## [THE PROBLEM]
Find and return each line containing "Jupiter".

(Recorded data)
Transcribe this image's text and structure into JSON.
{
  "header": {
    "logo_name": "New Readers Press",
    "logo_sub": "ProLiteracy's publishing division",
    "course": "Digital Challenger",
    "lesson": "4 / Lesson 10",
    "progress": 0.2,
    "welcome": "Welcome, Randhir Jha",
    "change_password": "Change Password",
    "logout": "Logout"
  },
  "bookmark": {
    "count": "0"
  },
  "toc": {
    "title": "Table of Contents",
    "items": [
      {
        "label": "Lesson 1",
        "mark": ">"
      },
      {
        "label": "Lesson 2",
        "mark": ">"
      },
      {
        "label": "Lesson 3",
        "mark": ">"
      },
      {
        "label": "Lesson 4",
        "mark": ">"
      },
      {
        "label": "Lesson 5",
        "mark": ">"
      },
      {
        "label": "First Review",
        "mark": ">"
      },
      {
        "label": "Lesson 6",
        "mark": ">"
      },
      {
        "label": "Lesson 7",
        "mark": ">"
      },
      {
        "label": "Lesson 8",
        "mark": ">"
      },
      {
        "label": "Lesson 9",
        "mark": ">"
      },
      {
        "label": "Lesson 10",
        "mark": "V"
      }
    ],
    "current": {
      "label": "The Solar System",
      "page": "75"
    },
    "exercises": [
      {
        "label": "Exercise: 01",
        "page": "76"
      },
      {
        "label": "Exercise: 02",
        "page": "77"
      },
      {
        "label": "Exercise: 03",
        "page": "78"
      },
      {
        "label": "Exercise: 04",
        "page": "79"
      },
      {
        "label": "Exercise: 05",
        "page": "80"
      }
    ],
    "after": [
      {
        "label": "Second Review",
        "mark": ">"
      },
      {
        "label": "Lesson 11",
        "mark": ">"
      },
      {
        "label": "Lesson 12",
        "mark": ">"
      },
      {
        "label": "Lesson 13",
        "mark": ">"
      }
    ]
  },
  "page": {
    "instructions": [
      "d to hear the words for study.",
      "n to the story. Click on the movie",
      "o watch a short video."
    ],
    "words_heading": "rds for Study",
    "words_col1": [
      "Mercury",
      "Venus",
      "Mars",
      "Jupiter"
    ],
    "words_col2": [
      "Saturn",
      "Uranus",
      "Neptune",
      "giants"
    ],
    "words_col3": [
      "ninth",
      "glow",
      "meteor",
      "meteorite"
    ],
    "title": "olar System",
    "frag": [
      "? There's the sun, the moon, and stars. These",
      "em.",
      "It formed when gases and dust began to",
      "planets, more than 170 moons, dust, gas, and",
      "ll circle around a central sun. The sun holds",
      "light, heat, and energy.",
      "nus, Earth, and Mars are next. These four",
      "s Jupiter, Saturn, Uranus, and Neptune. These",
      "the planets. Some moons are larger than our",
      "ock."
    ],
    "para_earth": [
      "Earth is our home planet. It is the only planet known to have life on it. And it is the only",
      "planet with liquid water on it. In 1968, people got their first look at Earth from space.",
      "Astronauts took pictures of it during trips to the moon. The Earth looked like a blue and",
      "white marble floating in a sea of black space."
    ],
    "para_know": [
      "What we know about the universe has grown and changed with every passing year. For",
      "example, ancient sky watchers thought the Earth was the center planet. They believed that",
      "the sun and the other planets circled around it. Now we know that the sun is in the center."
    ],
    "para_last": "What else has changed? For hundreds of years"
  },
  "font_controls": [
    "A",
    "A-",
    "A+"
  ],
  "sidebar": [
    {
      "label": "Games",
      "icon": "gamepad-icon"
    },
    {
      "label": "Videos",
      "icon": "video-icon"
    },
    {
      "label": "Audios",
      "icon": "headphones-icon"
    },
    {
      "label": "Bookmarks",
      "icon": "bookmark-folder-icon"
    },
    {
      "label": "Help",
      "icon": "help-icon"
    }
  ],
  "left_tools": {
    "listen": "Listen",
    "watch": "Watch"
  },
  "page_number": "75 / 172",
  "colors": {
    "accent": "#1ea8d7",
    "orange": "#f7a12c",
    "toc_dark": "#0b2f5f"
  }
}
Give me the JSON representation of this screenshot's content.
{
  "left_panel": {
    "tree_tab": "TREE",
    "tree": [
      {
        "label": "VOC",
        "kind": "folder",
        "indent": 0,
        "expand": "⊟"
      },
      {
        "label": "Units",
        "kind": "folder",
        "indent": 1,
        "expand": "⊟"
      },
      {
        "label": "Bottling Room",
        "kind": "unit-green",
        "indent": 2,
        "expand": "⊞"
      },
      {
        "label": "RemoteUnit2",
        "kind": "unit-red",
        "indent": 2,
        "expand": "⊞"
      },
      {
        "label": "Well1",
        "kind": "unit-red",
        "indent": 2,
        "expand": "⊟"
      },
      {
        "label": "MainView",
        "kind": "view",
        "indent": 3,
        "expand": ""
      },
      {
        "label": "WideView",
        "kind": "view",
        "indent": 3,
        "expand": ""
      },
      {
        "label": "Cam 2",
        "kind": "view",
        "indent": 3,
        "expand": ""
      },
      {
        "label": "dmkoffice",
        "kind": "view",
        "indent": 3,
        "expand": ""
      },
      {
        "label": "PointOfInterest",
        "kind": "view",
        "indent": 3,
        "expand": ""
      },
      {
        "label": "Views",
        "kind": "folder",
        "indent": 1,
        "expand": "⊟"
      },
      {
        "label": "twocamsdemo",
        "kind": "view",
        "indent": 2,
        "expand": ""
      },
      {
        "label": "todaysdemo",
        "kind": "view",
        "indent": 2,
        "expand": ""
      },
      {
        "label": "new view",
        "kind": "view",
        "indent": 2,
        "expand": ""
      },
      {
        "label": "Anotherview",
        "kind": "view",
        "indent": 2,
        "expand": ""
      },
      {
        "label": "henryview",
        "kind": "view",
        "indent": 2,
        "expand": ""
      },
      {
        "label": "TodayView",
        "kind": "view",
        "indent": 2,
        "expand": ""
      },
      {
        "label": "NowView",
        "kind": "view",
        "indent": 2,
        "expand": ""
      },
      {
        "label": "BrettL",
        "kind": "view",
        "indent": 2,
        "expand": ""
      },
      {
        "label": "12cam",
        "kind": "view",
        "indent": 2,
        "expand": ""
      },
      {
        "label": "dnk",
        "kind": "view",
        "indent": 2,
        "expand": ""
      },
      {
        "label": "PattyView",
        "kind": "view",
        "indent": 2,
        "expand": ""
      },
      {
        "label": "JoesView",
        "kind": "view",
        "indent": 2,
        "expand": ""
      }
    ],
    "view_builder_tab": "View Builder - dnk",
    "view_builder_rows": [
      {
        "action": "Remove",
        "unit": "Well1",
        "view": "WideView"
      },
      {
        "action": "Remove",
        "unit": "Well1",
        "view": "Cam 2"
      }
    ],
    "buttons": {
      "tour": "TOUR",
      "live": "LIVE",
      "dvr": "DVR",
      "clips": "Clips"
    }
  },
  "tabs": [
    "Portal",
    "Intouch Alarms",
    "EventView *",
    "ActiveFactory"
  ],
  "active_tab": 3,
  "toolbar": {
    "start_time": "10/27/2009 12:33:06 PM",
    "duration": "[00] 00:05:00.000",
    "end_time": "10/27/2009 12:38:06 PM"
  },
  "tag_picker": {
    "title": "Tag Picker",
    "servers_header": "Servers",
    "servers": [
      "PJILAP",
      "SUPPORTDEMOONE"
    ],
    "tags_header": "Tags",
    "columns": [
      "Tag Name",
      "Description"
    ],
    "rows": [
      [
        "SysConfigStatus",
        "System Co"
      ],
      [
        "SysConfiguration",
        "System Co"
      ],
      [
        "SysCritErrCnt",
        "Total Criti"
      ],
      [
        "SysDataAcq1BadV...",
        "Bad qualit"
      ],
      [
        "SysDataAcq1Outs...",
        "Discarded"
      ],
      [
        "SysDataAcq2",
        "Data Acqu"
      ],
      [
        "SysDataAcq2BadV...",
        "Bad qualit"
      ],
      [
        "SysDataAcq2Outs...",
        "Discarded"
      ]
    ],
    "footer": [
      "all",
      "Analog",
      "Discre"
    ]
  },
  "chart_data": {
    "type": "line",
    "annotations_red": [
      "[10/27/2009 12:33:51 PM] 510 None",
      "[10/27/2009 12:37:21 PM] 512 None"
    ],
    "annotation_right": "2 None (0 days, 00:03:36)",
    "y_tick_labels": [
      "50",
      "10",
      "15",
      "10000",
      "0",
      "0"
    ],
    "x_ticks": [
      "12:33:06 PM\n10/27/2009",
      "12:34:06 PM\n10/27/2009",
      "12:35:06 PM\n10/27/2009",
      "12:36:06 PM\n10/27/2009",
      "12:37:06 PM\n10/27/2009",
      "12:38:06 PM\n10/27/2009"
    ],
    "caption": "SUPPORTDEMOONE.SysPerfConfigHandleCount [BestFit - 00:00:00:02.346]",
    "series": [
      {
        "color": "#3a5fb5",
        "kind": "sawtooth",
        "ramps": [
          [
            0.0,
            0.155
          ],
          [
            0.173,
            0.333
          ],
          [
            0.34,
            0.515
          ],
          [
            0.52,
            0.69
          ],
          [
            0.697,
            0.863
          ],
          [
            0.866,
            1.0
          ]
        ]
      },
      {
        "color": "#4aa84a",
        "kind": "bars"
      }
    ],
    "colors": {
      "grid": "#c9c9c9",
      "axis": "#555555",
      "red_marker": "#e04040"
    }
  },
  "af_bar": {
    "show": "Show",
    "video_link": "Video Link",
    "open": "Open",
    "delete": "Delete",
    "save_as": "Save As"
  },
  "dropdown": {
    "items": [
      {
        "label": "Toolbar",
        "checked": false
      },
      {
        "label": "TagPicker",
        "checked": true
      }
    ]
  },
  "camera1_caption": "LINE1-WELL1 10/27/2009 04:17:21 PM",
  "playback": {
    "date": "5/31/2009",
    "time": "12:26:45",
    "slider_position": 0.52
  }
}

## [WORKED ANSWER]
      "Jupiter"
      "s Jupiter, Saturn, Uranus, and Neptune. These",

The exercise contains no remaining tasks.